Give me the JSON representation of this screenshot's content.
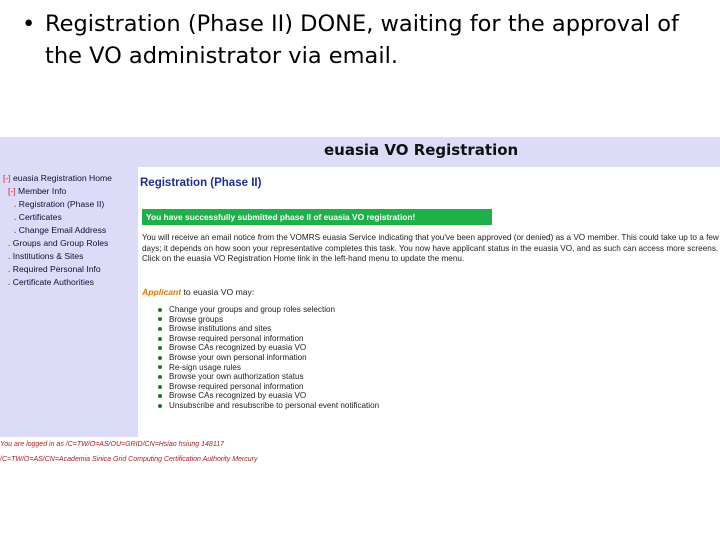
{
  "slide": {
    "bullet_symbol": "•",
    "text": "Registration (Phase II) DONE, waiting for the approval of the VO administrator via email."
  },
  "screenshot": {
    "page_title": "euasia VO Registration",
    "nav": [
      {
        "toggle": "[-]",
        "label": "euasia Registration Home"
      },
      {
        "toggle": "[-]",
        "label": "Member Info"
      },
      {
        "toggle": "",
        "label": "Registration (Phase II)"
      },
      {
        "toggle": "",
        "label": "Certificates"
      },
      {
        "toggle": "",
        "label": "Change Email Address"
      },
      {
        "toggle": "",
        "label": "Groups and Group Roles"
      },
      {
        "toggle": "",
        "label": "Institutions & Sites"
      },
      {
        "toggle": "",
        "label": "Required Personal Info"
      },
      {
        "toggle": "",
        "label": "Certificate Authorities"
      }
    ],
    "heading": "Registration (Phase II)",
    "success_message": "You have successfully submitted phase II of euasia VO registration!",
    "paragraph": "You will receive an email notice from the VOMRS euasia Service indicating that you've been approved (or denied) as a VO member. This could take up to a few days; it depends on how soon your representative completes this task. You now have applicant status in the euasia VO, and as such can access more screens. Click on the euasia VO Registration Home link in the left-hand menu to update the menu.",
    "applicant_word": "Applicant",
    "applicant_rest": " to euasia VO may:",
    "permissions": [
      "Change your groups and group roles selection",
      "Browse groups",
      "Browse institutions and sites",
      "Browse required personal information",
      "Browse CAs recognized by euasia VO",
      "Browse your own personal information",
      "Re-sign usage rules",
      "Browse your own authorization status",
      "Browse required personal information",
      "Browse CAs recognized by euasia VO",
      "Unsubscribe and resubscribe to personal event notification"
    ],
    "footer_login": "You are logged in as /C=TW/O=AS/OU=GRID/CN=Hsiao hsiung 148117",
    "footer_ca": "/C=TW/O=AS/CN=Academia Sinica Grid Computing Certification Authority Mercury"
  }
}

|---|

● **Task to carry out**
Reproduce the listing word for word and omit its pictures.

● **Answer to this task**
Give me the JSON representation of this screenshot's content.
{
  "slide": {
    "bullet_symbol": "•",
    "text": "Registration (Phase II) DONE, waiting for the approval of the VO administrator via email."
  },
  "screenshot": {
    "page_title": "euasia VO Registration",
    "nav": [
      {
        "toggle": "[-]",
        "label": "euasia Registration Home"
      },
      {
        "toggle": "[-]",
        "label": "Member Info"
      },
      {
        "toggle": "",
        "label": "Registration (Phase II)"
      },
      {
        "toggle": "",
        "label": "Certificates"
      },
      {
        "toggle": "",
        "label": "Change Email Address"
      },
      {
        "toggle": "",
        "label": "Groups and Group Roles"
      },
      {
        "toggle": "",
        "label": "Institutions & Sites"
      },
      {
        "toggle": "",
        "label": "Required Personal Info"
      },
      {
        "toggle": "",
        "label": "Certificate Authorities"
      }
    ],
    "heading": "Registration (Phase II)",
    "success_message": "You have successfully submitted phase II of euasia VO registration!",
    "paragraph": "You will receive an email notice from the VOMRS euasia Service indicating that you've been approved (or denied) as a VO member. This could take up to a few days; it depends on how soon your representative completes this task. You now have applicant status in the euasia VO, and as such can access more screens. Click on the euasia VO Registration Home link in the left-hand menu to update the menu.",
    "applicant_word": "Applicant",
    "applicant_rest": " to euasia VO may:",
    "permissions": [
      "Change your groups and group roles selection",
      "Browse groups",
      "Browse institutions and sites",
      "Browse required personal information",
      "Browse CAs recognized by euasia VO",
      "Browse your own personal information",
      "Re-sign usage rules",
      "Browse your own authorization status",
      "Browse required personal information",
      "Browse CAs recognized by euasia VO",
      "Unsubscribe and resubscribe to personal event notification"
    ],
    "footer_login": "You are logged in as /C=TW/O=AS/OU=GRID/CN=Hsiao hsiung 148117",
    "footer_ca": "/C=TW/O=AS/CN=Academia Sinica Grid Computing Certification Authority Mercury"
  }
}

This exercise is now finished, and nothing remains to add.